- Exercise -
List each line of the data that holds the string "Give", please.

- Input for this task -

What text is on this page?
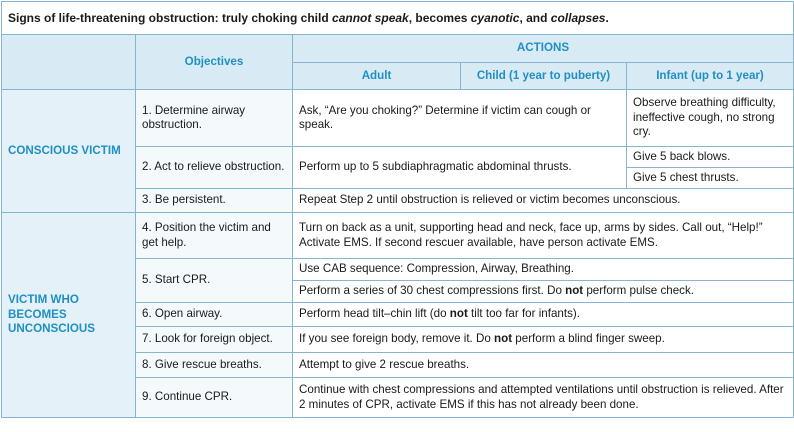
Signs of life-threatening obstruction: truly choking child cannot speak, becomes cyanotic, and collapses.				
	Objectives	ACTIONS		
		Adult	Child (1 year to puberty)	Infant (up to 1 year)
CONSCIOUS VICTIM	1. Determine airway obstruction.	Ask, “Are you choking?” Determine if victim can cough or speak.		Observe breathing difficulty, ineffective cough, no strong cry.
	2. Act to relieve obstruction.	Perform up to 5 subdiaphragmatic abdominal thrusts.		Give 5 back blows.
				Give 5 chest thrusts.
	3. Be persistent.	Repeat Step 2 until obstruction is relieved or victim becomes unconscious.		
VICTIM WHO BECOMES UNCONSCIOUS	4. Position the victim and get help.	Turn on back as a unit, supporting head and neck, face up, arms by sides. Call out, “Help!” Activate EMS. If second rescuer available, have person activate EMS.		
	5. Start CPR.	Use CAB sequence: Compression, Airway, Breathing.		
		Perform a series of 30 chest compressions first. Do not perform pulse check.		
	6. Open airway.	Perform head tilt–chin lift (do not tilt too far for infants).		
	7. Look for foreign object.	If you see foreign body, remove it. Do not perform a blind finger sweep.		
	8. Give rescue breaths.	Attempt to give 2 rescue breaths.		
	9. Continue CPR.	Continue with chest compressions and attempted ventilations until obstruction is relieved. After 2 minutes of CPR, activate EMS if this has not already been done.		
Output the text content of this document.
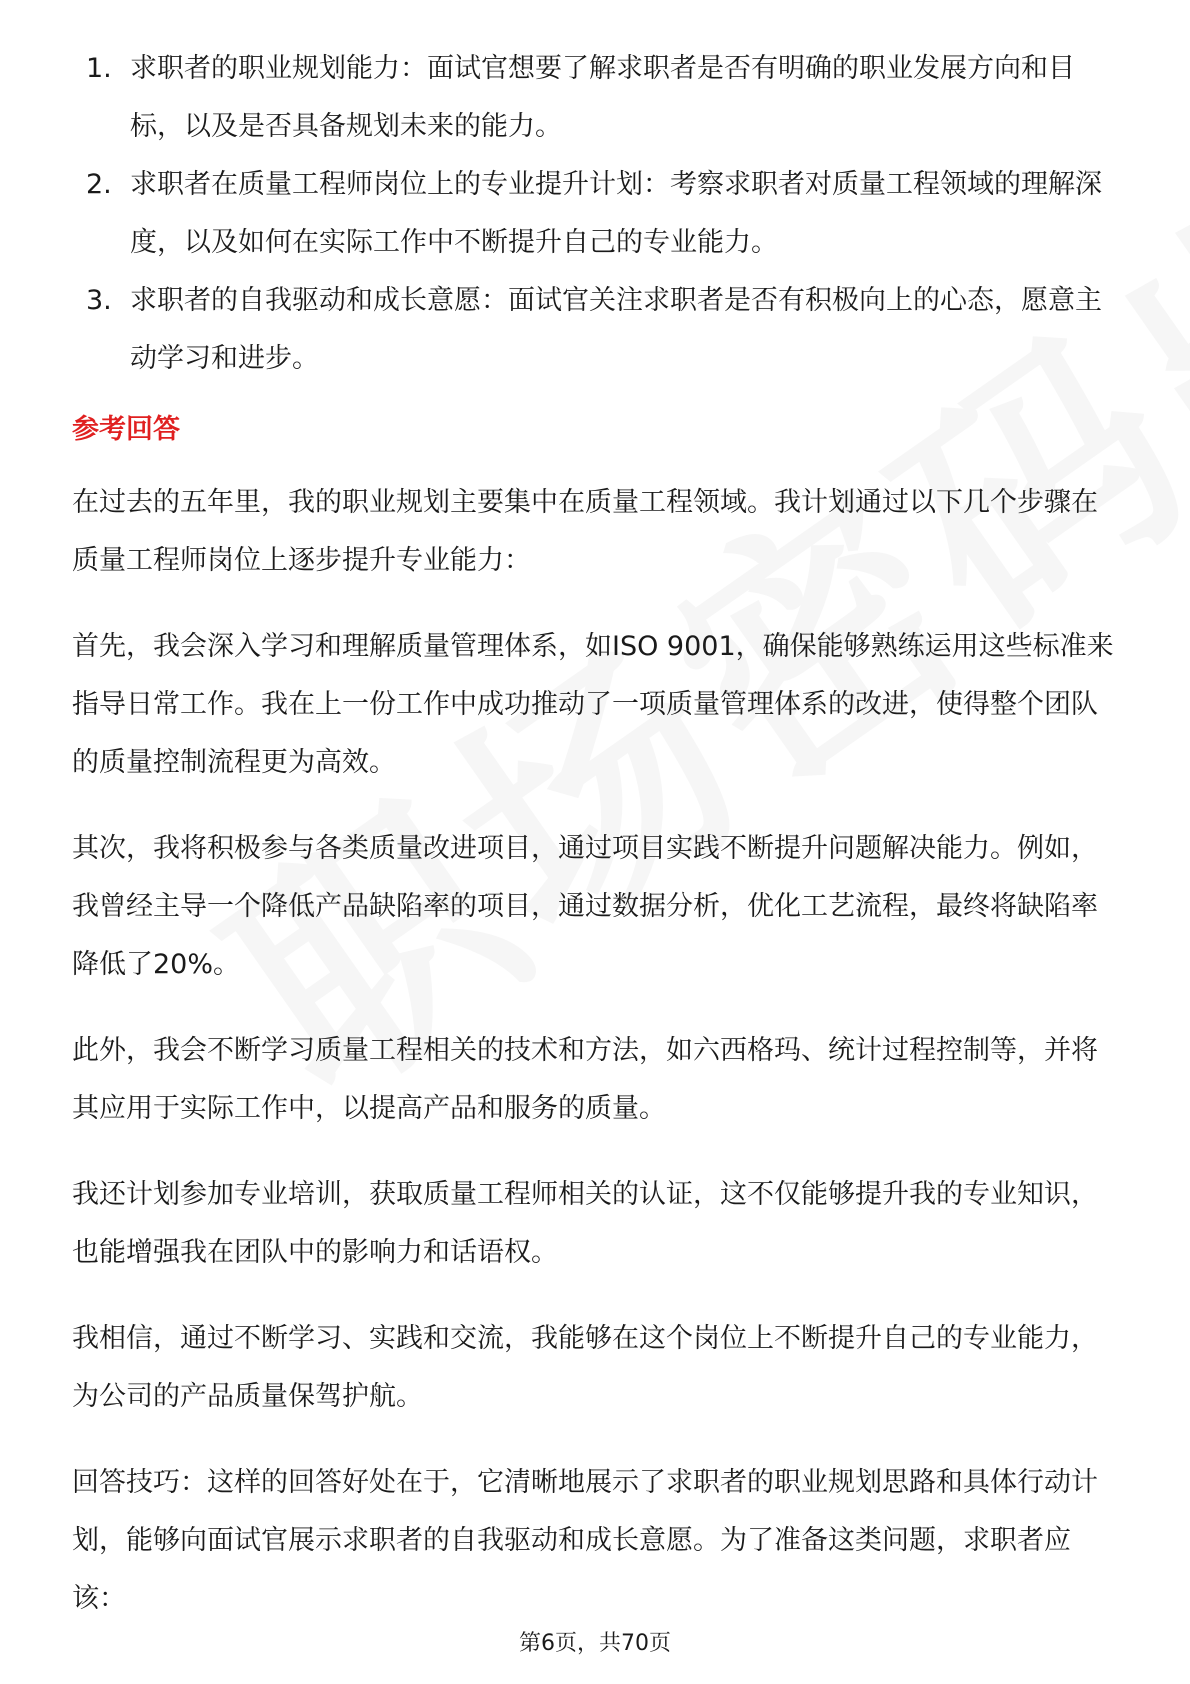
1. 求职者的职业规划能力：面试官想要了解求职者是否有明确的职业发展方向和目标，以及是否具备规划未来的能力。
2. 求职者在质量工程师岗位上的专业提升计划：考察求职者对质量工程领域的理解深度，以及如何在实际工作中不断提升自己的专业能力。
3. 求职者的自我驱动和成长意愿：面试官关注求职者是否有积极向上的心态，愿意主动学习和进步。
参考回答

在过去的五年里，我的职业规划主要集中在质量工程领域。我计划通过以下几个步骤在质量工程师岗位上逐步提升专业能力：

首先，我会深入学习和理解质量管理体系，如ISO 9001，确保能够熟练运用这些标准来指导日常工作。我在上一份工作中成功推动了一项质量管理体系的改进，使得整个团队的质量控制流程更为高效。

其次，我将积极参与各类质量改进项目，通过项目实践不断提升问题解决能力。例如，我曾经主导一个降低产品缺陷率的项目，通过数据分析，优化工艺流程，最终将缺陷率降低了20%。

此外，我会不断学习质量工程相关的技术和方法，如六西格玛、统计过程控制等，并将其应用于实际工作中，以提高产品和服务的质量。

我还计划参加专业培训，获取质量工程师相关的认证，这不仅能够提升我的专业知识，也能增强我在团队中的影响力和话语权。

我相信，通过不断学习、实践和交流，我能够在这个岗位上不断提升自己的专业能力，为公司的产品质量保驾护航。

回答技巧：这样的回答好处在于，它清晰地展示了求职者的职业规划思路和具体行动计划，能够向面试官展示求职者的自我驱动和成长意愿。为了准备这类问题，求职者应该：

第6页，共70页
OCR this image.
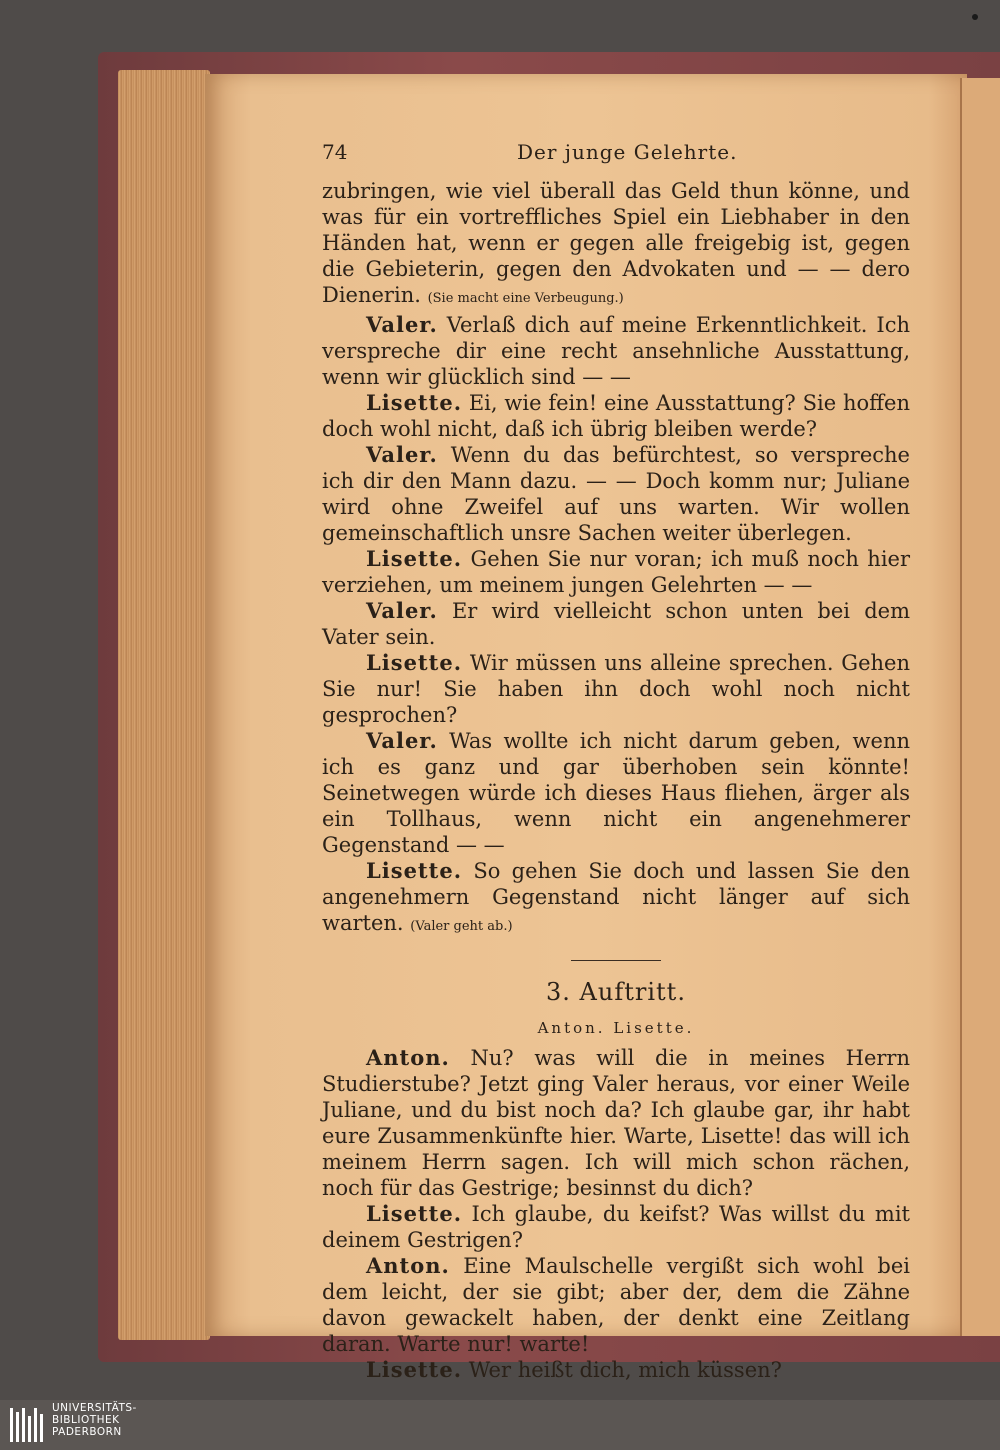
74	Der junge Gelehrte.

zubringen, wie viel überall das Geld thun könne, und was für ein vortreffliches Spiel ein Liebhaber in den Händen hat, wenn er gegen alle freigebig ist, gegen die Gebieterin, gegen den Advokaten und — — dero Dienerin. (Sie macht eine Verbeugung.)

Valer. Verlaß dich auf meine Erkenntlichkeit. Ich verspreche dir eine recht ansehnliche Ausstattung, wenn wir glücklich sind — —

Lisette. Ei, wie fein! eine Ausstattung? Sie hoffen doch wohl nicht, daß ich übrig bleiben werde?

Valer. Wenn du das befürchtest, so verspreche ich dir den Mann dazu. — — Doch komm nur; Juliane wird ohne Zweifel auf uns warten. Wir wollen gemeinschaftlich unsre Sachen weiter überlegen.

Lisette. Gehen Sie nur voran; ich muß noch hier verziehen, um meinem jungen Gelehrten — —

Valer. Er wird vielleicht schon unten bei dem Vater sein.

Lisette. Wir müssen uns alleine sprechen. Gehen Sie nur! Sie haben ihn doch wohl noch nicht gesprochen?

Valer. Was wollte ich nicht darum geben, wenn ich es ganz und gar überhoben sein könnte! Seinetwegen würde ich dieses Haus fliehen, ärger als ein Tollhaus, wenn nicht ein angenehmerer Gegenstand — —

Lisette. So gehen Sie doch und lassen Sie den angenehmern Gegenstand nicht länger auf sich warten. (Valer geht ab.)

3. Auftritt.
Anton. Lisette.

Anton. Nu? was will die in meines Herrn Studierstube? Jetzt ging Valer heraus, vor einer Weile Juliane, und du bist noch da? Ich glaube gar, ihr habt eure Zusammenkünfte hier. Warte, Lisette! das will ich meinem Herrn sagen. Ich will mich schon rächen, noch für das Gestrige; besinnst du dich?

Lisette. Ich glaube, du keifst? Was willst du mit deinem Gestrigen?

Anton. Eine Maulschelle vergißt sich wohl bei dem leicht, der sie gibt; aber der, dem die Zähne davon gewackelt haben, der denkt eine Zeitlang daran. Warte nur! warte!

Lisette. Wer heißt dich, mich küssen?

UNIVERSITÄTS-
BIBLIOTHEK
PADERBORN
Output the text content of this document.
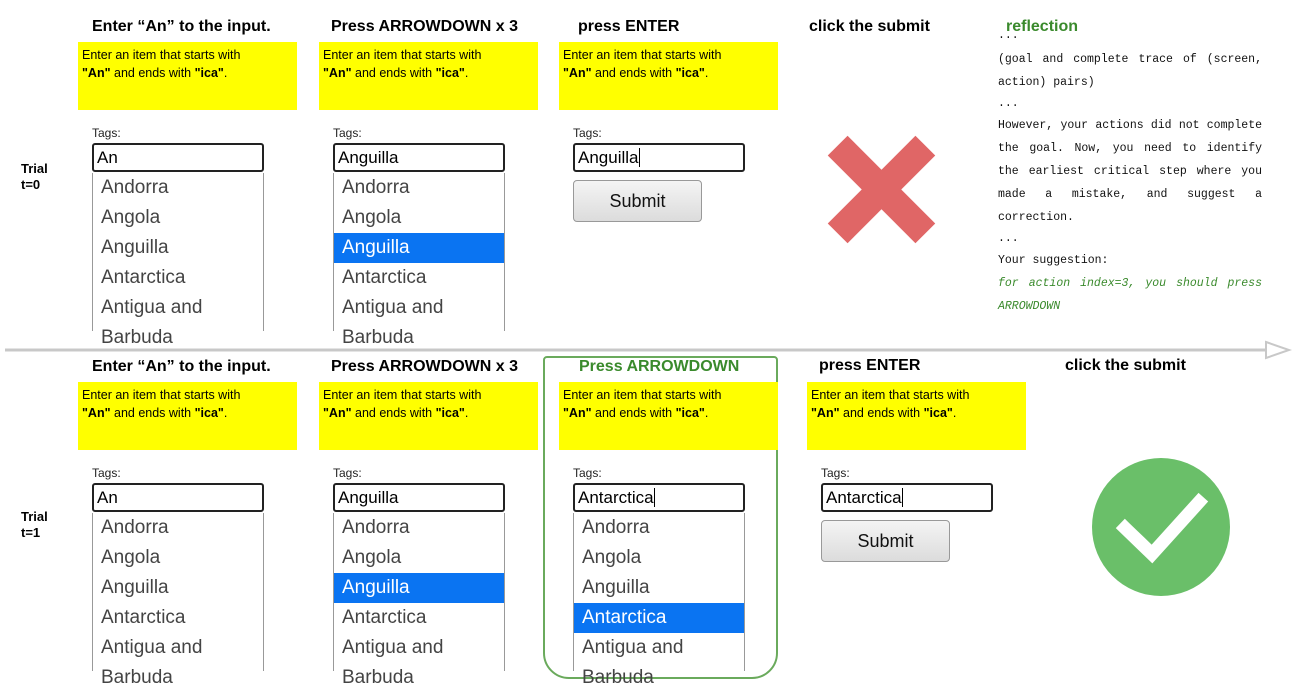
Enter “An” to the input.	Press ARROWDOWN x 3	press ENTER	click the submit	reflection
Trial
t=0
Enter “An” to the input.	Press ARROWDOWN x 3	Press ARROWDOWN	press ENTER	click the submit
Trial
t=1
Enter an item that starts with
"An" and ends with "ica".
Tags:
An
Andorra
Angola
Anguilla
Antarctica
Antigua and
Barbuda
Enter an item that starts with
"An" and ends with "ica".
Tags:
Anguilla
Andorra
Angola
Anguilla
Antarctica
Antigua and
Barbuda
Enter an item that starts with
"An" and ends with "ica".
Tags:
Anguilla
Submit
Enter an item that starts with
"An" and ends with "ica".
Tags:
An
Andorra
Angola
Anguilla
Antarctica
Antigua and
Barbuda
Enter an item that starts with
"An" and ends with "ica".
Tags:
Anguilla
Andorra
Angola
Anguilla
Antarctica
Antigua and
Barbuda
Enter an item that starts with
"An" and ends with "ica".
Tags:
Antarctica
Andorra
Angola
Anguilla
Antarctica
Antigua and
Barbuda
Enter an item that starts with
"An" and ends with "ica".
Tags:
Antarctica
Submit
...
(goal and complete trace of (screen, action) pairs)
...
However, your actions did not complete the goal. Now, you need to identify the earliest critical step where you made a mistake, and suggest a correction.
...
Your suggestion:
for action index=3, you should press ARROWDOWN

- Result below -
	2. Act to relieve obstruction.	Perform up to 5 subdiaphragmatic abdominal thrusts.		Give 5 back blows.
				Give 5 chest thrusts.
	8. Give rescue breaths.	Attempt to give 2 rescue breaths.		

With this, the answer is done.